> TO DO
Reproduce the lines of the material exactly, excluding every image.

==================================================

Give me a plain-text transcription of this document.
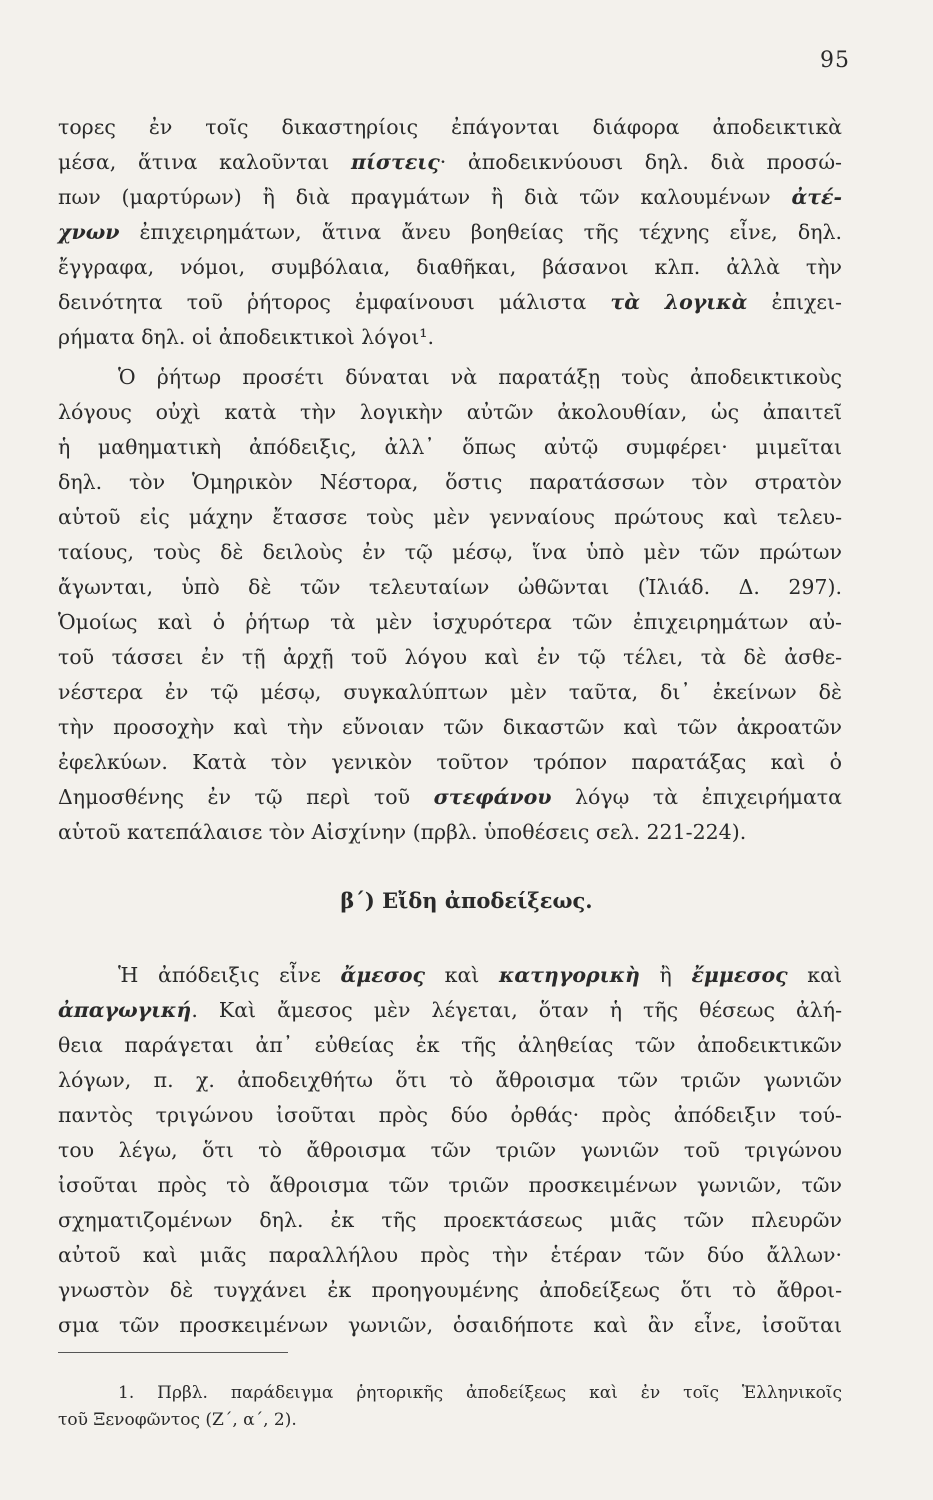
95
τορες ἐν τοῖς δικαστηρίοις ἐπάγονται διάφορα ἀποδεικτικὰ
μέσα, ἅτινα καλοῦνται πίστεις· ἀποδεικνύουσι δηλ. διὰ προσώ-
πων (μαρτύρων) ἢ διὰ πραγμάτων ἢ διὰ τῶν καλουμένων ἀτέ-
χνων ἐπιχειρημάτων, ἅτινα ἄνευ βοηθείας τῆς τέχνης εἶνε, δηλ.
ἔγγραφα, νόμοι, συμβόλαια, διαθῆκαι, βάσανοι κλπ. ἀλλὰ τὴν
δεινότητα τοῦ ῥήτορος ἐμφαίνουσι μάλιστα τὰ λογικὰ ἐπιχει-
ρήματα δηλ. οἱ ἀποδεικτικοὶ λόγοι¹.
Ὁ ῥήτωρ προσέτι δύναται νὰ παρατάξῃ τοὺς ἀποδεικτικοὺς
λόγους οὐχὶ κατὰ τὴν λογικὴν αὐτῶν ἀκολουθίαν, ὡς ἀπαιτεῖ
ἡ μαθηματικὴ ἀπόδειξις, ἀλλ᾽ ὅπως αὐτῷ συμφέρει· μιμεῖται
δηλ. τὸν Ὁμηρικὸν Νέστορα, ὅστις παρατάσσων τὸν στρατὸν
αὑτοῦ εἰς μάχην ἔτασσε τοὺς μὲν γενναίους πρώτους καὶ τελευ-
ταίους, τοὺς δὲ δειλοὺς ἐν τῷ μέσῳ, ἵνα ὑπὸ μὲν τῶν πρώτων
ἄγωνται, ὑπὸ δὲ τῶν τελευταίων ὠθῶνται (Ἰλιάδ. Δ. 297).
Ὁμοίως καὶ ὁ ῥήτωρ τὰ μὲν ἰσχυρότερα τῶν ἐπιχειρημάτων αὐ-
τοῦ τάσσει ἐν τῇ ἀρχῇ τοῦ λόγου καὶ ἐν τῷ τέλει, τὰ δὲ ἀσθε-
νέστερα ἐν τῷ μέσῳ, συγκαλύπτων μὲν ταῦτα, δι᾽ ἐκείνων δὲ
τὴν προσοχὴν καὶ τὴν εὔνοιαν τῶν δικαστῶν καὶ τῶν ἀκροατῶν
ἐφελκύων. Κατὰ τὸν γενικὸν τοῦτον τρόπον παρατάξας καὶ ὁ
Δημοσθένης ἐν τῷ περὶ τοῦ στεφάνου λόγῳ τὰ ἐπιχειρήματα
αὑτοῦ κατεπάλαισε τὸν Αἰσχίνην (πρβλ. ὑποθέσεις σελ. 221-224).
β´) Εἴδη ἀποδείξεως.
Ἡ ἀπόδειξις εἶνε ἄμεσος καὶ κατηγορικὴ ἢ ἔμμεσος καὶ
ἀπαγωγική. Καὶ ἄμεσος μὲν λέγεται, ὅταν ἡ τῆς θέσεως ἀλή-
θεια παράγεται ἀπ᾽ εὐθείας ἐκ τῆς ἀληθείας τῶν ἀποδεικτικῶν
λόγων, π. χ. ἀποδειχθήτω ὅτι τὸ ἄθροισμα τῶν τριῶν γωνιῶν
παντὸς τριγώνου ἰσοῦται πρὸς δύο ὀρθάς· πρὸς ἀπόδειξιν τού-
του λέγω, ὅτι τὸ ἄθροισμα τῶν τριῶν γωνιῶν τοῦ τριγώνου
ἰσοῦται πρὸς τὸ ἄθροισμα τῶν τριῶν προσκειμένων γωνιῶν, τῶν
σχηματιζομένων δηλ. ἐκ τῆς προεκτάσεως μιᾶς τῶν πλευρῶν
αὐτοῦ καὶ μιᾶς παραλλήλου πρὸς τὴν ἑτέραν τῶν δύο ἄλλων·
γνωστὸν δὲ τυγχάνει ἐκ προηγουμένης ἀποδείξεως ὅτι τὸ ἄθροι-
σμα τῶν προσκειμένων γωνιῶν, ὁσαιδήποτε καὶ ἂν εἶνε, ἰσοῦται
1. Πρβλ. παράδειγμα ῥητορικῆς ἀποδείξεως καὶ ἐν τοῖς Ἑλληνικοῖς
τοῦ Ξενοφῶντος (Ζ´, α´, 2).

==================================================

> RESULT FOR THIS EXERCISE
Give me a plain-text transcription of this document.
95
τορες ἐν τοῖς δικαστηρίοις ἐπάγονται διάφορα ἀποδεικτικὰ
μέσα, ἅτινα καλοῦνται πίστεις· ἀποδεικνύουσι δηλ. διὰ προσώ-
πων (μαρτύρων) ἢ διὰ πραγμάτων ἢ διὰ τῶν καλουμένων ἀτέ-
χνων ἐπιχειρημάτων, ἅτινα ἄνευ βοηθείας τῆς τέχνης εἶνε, δηλ.
ἔγγραφα, νόμοι, συμβόλαια, διαθῆκαι, βάσανοι κλπ. ἀλλὰ τὴν
δεινότητα τοῦ ῥήτορος ἐμφαίνουσι μάλιστα τὰ λογικὰ ἐπιχει-
ρήματα δηλ. οἱ ἀποδεικτικοὶ λόγοι¹.
Ὁ ῥήτωρ προσέτι δύναται νὰ παρατάξῃ τοὺς ἀποδεικτικοὺς
λόγους οὐχὶ κατὰ τὴν λογικὴν αὐτῶν ἀκολουθίαν, ὡς ἀπαιτεῖ
ἡ μαθηματικὴ ἀπόδειξις, ἀλλ᾽ ὅπως αὐτῷ συμφέρει· μιμεῖται
δηλ. τὸν Ὁμηρικὸν Νέστορα, ὅστις παρατάσσων τὸν στρατὸν
αὑτοῦ εἰς μάχην ἔτασσε τοὺς μὲν γενναίους πρώτους καὶ τελευ-
ταίους, τοὺς δὲ δειλοὺς ἐν τῷ μέσῳ, ἵνα ὑπὸ μὲν τῶν πρώτων
ἄγωνται, ὑπὸ δὲ τῶν τελευταίων ὠθῶνται (Ἰλιάδ. Δ. 297).
Ὁμοίως καὶ ὁ ῥήτωρ τὰ μὲν ἰσχυρότερα τῶν ἐπιχειρημάτων αὐ-
τοῦ τάσσει ἐν τῇ ἀρχῇ τοῦ λόγου καὶ ἐν τῷ τέλει, τὰ δὲ ἀσθε-
νέστερα ἐν τῷ μέσῳ, συγκαλύπτων μὲν ταῦτα, δι᾽ ἐκείνων δὲ
τὴν προσοχὴν καὶ τὴν εὔνοιαν τῶν δικαστῶν καὶ τῶν ἀκροατῶν
ἐφελκύων. Κατὰ τὸν γενικὸν τοῦτον τρόπον παρατάξας καὶ ὁ
Δημοσθένης ἐν τῷ περὶ τοῦ στεφάνου λόγῳ τὰ ἐπιχειρήματα
αὑτοῦ κατεπάλαισε τὸν Αἰσχίνην (πρβλ. ὑποθέσεις σελ. 221-224).
β´) Εἴδη ἀποδείξεως.
Ἡ ἀπόδειξις εἶνε ἄμεσος καὶ κατηγορικὴ ἢ ἔμμεσος καὶ
ἀπαγωγική. Καὶ ἄμεσος μὲν λέγεται, ὅταν ἡ τῆς θέσεως ἀλή-
θεια παράγεται ἀπ᾽ εὐθείας ἐκ τῆς ἀληθείας τῶν ἀποδεικτικῶν
λόγων, π. χ. ἀποδειχθήτω ὅτι τὸ ἄθροισμα τῶν τριῶν γωνιῶν
παντὸς τριγώνου ἰσοῦται πρὸς δύο ὀρθάς· πρὸς ἀπόδειξιν τού-
του λέγω, ὅτι τὸ ἄθροισμα τῶν τριῶν γωνιῶν τοῦ τριγώνου
ἰσοῦται πρὸς τὸ ἄθροισμα τῶν τριῶν προσκειμένων γωνιῶν, τῶν
σχηματιζομένων δηλ. ἐκ τῆς προεκτάσεως μιᾶς τῶν πλευρῶν
αὐτοῦ καὶ μιᾶς παραλλήλου πρὸς τὴν ἑτέραν τῶν δύο ἄλλων·
γνωστὸν δὲ τυγχάνει ἐκ προηγουμένης ἀποδείξεως ὅτι τὸ ἄθροι-
σμα τῶν προσκειμένων γωνιῶν, ὁσαιδήποτε καὶ ἂν εἶνε, ἰσοῦται
1. Πρβλ. παράδειγμα ῥητορικῆς ἀποδείξεως καὶ ἐν τοῖς Ἑλληνικοῖς
τοῦ Ξενοφῶντος (Ζ´, α´, 2).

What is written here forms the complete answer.